Job
Copy each line of the records that contains the word "CuHPcSe".

======== Supplied data ========

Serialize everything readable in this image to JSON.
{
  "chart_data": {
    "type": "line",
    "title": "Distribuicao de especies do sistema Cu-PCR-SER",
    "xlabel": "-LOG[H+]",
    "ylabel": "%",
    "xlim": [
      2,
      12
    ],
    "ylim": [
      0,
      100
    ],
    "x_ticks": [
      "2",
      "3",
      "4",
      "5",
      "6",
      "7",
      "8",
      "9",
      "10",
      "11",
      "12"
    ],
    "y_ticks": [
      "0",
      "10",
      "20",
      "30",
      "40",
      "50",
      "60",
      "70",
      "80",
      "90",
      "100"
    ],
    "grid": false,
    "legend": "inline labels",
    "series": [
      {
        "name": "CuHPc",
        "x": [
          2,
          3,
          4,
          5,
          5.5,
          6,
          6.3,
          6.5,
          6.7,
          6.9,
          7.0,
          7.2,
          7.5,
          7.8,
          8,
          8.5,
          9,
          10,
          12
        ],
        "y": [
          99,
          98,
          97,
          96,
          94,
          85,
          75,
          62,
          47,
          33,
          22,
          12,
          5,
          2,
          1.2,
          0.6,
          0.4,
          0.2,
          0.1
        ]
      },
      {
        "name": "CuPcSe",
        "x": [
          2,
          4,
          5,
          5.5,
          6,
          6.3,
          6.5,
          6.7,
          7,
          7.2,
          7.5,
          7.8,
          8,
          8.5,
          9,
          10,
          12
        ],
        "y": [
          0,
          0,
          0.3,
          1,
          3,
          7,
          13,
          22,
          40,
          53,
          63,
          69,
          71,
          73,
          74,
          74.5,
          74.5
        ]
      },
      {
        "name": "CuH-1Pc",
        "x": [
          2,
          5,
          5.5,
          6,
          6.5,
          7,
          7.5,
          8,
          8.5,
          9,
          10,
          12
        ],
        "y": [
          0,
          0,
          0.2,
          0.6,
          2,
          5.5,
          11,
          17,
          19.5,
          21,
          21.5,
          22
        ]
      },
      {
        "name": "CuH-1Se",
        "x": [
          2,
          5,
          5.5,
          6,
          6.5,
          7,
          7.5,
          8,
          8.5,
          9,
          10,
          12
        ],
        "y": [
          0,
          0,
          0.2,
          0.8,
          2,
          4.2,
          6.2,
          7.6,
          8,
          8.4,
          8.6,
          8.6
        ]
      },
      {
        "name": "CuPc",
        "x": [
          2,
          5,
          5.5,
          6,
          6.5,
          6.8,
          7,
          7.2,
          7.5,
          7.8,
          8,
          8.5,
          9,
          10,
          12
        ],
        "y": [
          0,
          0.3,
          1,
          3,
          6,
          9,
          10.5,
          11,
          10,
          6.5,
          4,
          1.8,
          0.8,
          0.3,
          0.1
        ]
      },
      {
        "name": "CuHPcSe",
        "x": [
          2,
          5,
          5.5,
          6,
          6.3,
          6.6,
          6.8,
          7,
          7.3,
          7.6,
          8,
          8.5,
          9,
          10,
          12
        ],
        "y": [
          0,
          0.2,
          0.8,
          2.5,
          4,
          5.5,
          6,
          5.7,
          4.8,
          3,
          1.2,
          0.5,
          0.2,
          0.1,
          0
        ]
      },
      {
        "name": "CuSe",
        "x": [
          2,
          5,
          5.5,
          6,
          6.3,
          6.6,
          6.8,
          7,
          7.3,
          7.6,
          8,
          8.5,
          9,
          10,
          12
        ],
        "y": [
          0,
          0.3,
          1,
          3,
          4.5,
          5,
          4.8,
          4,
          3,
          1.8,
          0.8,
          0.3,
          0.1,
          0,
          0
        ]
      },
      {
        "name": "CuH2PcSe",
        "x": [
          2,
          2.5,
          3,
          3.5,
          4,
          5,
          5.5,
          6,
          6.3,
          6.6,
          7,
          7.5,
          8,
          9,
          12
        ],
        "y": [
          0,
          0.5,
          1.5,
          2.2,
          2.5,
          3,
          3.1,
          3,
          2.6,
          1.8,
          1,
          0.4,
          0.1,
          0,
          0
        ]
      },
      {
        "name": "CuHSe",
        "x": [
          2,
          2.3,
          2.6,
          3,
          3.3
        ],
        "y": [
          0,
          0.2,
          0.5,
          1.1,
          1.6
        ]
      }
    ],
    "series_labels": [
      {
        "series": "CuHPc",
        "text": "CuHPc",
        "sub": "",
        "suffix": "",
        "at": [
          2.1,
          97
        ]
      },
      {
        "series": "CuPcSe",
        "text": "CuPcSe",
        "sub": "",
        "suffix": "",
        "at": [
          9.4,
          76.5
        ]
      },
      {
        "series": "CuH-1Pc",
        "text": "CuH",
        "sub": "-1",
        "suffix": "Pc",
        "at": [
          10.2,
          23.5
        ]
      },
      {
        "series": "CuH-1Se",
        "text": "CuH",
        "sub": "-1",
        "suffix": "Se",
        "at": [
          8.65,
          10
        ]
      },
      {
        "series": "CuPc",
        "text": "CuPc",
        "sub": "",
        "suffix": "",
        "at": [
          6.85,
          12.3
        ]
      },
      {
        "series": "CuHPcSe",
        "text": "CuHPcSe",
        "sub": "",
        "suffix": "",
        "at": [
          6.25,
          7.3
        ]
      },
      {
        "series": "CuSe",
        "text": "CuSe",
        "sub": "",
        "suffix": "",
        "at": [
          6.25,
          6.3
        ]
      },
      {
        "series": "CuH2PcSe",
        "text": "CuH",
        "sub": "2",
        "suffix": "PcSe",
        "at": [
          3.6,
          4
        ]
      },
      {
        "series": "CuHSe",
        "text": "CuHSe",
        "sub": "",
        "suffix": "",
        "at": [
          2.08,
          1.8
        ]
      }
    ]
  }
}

========

Solution to this problem
        "name": "CuHPcSe",
        "series": "CuHPcSe",
        "text": "CuHPcSe",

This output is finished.